Exercise task
Copy out, from the entries below, each line holding the string "Mapping".

Items from a figure collection:
___

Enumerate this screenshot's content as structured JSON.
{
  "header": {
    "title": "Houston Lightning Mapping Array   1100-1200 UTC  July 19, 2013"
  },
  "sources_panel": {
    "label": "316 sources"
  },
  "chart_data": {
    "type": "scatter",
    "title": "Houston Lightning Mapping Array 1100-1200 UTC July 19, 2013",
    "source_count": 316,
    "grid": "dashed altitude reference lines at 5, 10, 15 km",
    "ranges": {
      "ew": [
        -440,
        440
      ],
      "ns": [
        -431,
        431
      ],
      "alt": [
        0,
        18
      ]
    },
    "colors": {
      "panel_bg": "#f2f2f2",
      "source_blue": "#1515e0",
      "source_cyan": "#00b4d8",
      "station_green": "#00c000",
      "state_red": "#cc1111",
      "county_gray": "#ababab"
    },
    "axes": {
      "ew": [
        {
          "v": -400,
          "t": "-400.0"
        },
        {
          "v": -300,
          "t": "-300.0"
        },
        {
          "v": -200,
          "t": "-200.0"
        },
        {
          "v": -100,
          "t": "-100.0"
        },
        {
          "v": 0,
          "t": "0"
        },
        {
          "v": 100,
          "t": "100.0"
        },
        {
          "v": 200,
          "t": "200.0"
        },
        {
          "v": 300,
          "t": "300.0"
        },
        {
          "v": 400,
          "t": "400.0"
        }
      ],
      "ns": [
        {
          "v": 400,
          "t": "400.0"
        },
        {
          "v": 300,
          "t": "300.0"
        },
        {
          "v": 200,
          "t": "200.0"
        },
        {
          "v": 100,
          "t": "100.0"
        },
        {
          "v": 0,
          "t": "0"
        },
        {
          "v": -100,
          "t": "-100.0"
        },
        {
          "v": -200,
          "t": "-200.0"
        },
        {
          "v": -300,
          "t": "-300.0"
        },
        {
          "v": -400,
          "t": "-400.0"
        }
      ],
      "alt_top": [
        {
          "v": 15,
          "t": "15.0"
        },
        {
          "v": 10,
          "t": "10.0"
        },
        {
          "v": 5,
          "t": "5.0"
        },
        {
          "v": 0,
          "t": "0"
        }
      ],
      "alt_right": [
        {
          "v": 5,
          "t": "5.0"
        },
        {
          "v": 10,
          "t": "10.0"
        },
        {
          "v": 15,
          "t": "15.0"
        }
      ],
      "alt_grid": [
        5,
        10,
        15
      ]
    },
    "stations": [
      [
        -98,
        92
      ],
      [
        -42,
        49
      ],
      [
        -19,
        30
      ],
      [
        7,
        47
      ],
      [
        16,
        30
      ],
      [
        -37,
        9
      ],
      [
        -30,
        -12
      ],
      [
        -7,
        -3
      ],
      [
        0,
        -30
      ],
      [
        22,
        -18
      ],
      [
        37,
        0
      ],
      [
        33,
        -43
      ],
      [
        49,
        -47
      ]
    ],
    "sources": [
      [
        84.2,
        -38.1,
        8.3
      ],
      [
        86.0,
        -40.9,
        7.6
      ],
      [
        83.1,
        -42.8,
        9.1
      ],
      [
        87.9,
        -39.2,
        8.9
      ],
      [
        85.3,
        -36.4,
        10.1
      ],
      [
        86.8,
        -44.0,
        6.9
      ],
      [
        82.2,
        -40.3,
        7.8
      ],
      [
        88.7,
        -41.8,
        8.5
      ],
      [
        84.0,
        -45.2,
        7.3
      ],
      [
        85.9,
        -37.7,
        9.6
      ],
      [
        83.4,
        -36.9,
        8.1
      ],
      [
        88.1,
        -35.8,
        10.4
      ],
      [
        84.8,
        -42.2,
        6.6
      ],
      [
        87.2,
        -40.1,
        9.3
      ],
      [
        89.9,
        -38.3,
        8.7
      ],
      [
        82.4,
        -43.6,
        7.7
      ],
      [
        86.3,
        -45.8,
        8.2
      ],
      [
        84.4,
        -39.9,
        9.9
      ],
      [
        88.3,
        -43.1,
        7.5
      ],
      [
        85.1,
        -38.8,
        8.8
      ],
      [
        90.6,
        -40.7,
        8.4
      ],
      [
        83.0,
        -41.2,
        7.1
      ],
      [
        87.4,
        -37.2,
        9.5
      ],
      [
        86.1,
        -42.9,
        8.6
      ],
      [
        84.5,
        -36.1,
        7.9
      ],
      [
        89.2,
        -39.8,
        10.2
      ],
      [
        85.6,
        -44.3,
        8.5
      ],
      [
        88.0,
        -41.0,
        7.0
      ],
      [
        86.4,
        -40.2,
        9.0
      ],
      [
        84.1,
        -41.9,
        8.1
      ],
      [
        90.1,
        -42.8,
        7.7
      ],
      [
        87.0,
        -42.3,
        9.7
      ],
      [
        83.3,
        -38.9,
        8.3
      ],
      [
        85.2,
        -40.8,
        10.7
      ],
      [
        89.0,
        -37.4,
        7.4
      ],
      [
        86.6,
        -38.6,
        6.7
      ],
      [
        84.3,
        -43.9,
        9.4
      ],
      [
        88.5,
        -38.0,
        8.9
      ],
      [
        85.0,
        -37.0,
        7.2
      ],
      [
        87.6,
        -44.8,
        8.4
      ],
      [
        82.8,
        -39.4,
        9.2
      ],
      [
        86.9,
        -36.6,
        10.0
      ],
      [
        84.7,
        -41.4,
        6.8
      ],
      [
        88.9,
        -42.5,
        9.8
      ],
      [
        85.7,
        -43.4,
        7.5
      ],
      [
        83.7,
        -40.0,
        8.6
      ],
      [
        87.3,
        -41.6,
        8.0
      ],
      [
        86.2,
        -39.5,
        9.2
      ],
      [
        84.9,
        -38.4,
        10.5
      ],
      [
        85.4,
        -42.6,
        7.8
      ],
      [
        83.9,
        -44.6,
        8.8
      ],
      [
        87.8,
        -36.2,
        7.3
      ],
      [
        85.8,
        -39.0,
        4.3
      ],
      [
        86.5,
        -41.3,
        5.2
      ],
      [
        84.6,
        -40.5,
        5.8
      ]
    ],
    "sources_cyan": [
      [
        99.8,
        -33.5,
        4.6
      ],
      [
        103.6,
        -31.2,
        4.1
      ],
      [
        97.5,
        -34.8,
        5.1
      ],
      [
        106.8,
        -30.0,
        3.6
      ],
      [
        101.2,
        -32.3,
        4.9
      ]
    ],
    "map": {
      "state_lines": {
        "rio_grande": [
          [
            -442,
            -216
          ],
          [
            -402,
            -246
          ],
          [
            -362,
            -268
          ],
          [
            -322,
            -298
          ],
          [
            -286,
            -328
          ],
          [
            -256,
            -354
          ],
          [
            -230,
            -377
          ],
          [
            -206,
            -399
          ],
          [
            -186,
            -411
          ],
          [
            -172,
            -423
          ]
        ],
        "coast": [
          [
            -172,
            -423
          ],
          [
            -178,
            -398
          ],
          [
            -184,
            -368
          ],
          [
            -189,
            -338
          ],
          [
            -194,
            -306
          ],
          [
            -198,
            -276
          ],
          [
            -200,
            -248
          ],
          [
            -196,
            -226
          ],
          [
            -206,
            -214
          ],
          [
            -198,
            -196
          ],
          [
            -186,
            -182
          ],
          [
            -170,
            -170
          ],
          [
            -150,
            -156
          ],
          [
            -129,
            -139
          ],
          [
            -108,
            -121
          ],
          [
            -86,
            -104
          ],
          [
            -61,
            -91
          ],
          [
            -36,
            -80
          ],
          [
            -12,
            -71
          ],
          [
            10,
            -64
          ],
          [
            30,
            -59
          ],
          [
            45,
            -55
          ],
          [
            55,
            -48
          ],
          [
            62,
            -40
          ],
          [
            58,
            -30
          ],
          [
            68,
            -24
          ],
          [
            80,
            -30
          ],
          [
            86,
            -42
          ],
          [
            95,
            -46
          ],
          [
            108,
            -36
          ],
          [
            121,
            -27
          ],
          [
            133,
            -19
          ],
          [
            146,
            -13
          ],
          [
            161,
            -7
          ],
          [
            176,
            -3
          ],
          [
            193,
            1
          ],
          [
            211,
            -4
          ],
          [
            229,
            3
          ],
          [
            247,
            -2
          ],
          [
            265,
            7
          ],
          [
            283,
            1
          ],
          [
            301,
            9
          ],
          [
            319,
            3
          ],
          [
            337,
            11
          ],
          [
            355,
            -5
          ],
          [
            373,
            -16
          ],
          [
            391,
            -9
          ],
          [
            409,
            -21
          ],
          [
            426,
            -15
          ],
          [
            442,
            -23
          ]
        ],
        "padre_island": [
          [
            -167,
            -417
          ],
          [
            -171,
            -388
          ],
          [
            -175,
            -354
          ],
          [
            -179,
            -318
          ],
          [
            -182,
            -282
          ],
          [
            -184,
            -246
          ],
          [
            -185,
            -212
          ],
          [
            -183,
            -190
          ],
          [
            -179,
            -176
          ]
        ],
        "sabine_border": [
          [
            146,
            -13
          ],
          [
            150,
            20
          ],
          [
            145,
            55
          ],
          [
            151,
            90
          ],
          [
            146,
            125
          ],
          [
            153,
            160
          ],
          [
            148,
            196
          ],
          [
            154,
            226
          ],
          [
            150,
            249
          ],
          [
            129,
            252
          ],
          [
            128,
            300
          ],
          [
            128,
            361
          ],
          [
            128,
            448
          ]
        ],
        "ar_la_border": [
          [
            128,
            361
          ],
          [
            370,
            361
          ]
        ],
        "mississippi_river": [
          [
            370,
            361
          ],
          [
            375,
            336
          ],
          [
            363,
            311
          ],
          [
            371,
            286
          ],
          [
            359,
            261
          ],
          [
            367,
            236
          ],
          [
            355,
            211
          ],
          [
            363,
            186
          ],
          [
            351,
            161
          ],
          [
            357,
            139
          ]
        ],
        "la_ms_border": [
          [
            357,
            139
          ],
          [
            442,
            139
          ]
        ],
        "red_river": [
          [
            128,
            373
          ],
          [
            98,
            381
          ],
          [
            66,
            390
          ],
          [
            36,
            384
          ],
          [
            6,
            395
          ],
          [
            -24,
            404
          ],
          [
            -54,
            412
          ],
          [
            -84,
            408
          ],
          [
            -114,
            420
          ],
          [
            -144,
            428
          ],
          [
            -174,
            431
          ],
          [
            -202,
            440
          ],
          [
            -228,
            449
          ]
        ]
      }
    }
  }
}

___

Task solution
    "title": "Houston Lightning Mapping Array   1100-1200 UTC  July 19, 2013"
    "title": "Houston Lightning Mapping Array 1100-1200 UTC July 19, 2013",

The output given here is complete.